## What to do
From the entries below, copy every line that holds the word "static".

## Records provided
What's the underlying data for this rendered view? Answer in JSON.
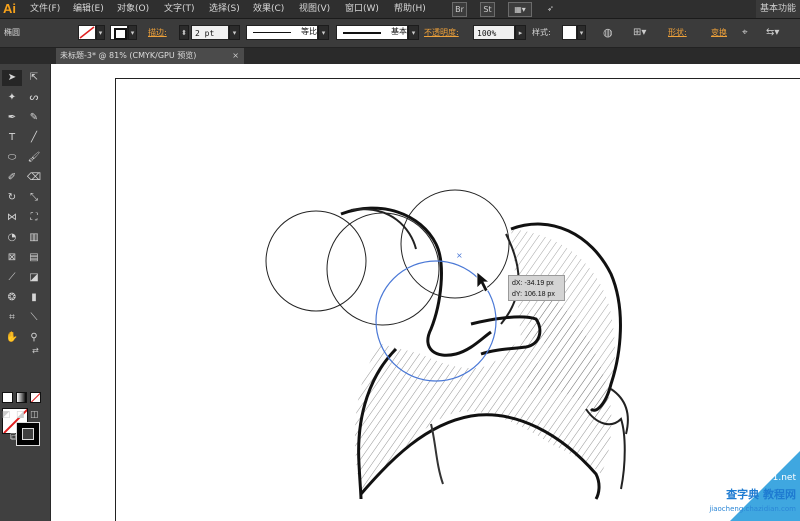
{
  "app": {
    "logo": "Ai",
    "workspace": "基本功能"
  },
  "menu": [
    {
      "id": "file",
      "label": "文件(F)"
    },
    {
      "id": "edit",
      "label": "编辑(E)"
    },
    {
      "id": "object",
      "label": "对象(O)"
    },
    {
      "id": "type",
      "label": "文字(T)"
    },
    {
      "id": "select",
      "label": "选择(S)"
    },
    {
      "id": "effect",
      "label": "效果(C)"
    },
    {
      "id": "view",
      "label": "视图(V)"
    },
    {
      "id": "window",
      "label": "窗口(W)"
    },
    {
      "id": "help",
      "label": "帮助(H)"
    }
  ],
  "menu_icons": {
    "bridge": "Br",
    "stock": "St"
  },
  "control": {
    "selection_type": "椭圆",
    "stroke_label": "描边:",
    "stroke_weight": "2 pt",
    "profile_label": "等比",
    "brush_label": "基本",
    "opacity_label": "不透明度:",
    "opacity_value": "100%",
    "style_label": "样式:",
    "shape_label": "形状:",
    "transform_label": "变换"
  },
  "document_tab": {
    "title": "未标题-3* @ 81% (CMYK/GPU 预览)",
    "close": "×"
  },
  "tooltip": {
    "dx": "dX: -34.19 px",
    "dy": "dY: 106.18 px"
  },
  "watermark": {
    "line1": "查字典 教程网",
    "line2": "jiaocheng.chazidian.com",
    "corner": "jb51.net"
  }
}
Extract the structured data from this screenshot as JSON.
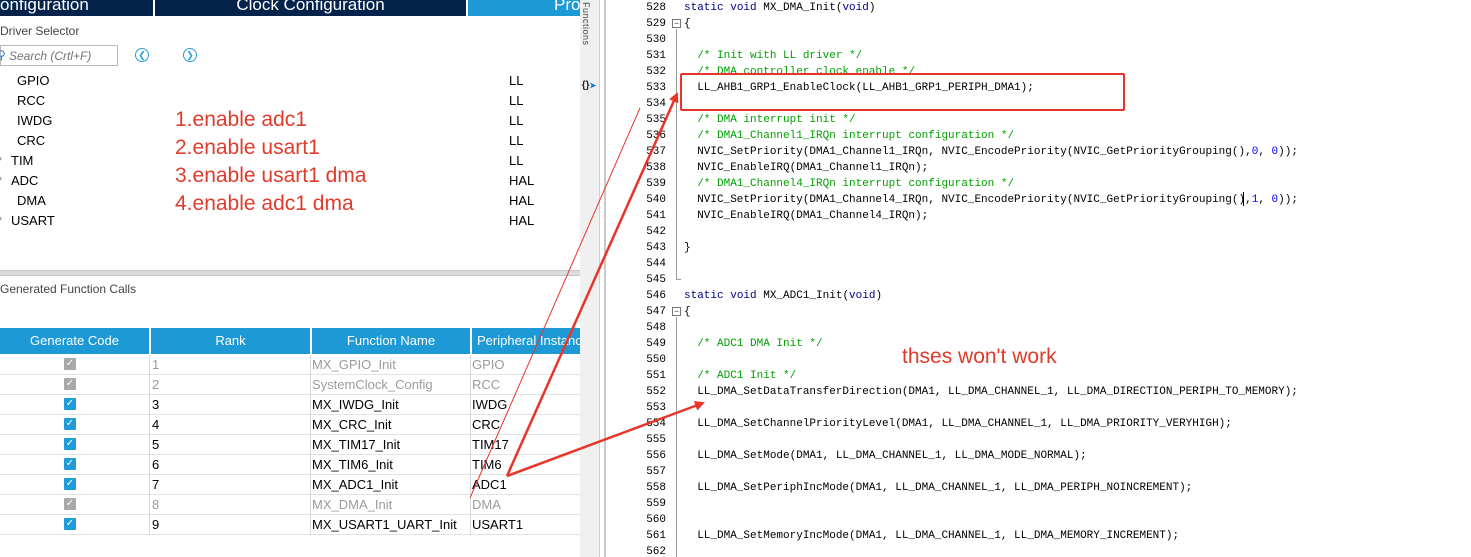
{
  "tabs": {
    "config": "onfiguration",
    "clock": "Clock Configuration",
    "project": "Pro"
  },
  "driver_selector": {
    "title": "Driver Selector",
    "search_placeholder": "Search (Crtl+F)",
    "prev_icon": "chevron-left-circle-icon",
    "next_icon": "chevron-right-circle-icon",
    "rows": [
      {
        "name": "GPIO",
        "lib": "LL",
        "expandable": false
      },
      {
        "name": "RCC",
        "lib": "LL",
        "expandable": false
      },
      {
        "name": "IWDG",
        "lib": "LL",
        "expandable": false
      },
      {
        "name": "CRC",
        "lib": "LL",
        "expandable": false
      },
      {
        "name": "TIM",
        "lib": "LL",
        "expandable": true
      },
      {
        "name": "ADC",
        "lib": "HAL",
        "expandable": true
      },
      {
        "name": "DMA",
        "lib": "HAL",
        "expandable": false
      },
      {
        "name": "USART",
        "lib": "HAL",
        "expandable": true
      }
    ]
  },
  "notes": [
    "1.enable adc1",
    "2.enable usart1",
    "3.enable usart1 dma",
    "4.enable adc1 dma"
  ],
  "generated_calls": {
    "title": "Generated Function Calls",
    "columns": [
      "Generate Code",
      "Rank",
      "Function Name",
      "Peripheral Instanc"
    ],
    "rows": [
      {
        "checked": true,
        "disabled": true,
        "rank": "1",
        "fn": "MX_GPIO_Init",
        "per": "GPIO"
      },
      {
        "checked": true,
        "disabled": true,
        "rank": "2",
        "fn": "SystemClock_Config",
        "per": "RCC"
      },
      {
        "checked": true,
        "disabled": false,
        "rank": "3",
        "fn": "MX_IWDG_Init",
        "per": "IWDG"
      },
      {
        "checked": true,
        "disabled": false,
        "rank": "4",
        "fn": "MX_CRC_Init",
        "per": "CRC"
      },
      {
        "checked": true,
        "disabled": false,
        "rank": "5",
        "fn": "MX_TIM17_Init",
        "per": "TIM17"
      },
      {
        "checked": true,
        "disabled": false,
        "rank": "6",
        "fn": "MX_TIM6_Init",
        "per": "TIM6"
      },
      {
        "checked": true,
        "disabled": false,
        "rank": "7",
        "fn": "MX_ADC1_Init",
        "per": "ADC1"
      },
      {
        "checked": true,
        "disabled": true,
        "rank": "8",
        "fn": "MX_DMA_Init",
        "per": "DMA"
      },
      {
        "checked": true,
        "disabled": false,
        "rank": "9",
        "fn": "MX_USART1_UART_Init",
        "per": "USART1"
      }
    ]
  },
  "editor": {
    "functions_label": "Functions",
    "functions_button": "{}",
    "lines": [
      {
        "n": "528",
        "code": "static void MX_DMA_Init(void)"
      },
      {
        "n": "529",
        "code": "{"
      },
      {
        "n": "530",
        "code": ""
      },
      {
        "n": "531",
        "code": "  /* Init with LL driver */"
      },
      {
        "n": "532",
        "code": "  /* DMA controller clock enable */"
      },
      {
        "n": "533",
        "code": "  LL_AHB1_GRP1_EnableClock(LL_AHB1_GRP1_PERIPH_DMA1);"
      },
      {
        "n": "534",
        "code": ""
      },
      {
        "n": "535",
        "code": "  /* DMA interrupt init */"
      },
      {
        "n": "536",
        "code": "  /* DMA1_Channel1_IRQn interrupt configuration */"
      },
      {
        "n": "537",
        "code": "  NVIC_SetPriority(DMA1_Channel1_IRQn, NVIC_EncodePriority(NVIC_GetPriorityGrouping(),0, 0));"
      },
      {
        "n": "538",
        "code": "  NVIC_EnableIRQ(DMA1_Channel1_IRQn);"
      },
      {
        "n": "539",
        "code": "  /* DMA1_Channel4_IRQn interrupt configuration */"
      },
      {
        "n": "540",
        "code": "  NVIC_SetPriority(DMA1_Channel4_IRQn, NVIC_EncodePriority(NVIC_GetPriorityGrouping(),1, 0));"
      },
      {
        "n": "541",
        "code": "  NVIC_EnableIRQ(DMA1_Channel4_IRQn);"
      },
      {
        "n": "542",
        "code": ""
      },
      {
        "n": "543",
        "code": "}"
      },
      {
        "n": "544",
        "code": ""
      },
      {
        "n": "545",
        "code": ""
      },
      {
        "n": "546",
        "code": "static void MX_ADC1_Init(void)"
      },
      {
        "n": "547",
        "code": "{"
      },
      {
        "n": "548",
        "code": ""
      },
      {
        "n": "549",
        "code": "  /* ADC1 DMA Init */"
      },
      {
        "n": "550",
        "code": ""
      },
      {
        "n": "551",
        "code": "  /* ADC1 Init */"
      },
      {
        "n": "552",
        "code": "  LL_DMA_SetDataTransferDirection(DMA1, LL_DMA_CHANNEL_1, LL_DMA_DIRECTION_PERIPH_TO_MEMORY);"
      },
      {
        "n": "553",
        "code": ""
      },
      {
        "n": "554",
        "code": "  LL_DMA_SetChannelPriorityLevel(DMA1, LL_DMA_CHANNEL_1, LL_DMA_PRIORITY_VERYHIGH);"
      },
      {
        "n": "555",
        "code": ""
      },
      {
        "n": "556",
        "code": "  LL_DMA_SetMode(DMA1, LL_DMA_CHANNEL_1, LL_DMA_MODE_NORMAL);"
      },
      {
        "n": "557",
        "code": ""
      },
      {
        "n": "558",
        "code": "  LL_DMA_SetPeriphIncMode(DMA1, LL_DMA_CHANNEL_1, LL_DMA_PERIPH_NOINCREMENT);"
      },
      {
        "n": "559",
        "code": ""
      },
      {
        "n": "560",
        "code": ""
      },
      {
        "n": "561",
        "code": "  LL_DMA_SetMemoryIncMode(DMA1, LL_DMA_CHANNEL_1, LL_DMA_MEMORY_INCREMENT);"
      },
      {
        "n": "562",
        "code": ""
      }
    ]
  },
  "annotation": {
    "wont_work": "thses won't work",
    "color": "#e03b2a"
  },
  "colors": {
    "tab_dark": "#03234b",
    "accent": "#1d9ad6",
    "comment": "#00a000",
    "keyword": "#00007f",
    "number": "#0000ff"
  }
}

## Written response
        "code": "static void MX_DMA_Init(void)"
        "code": "static void MX_ADC1_Init(void)"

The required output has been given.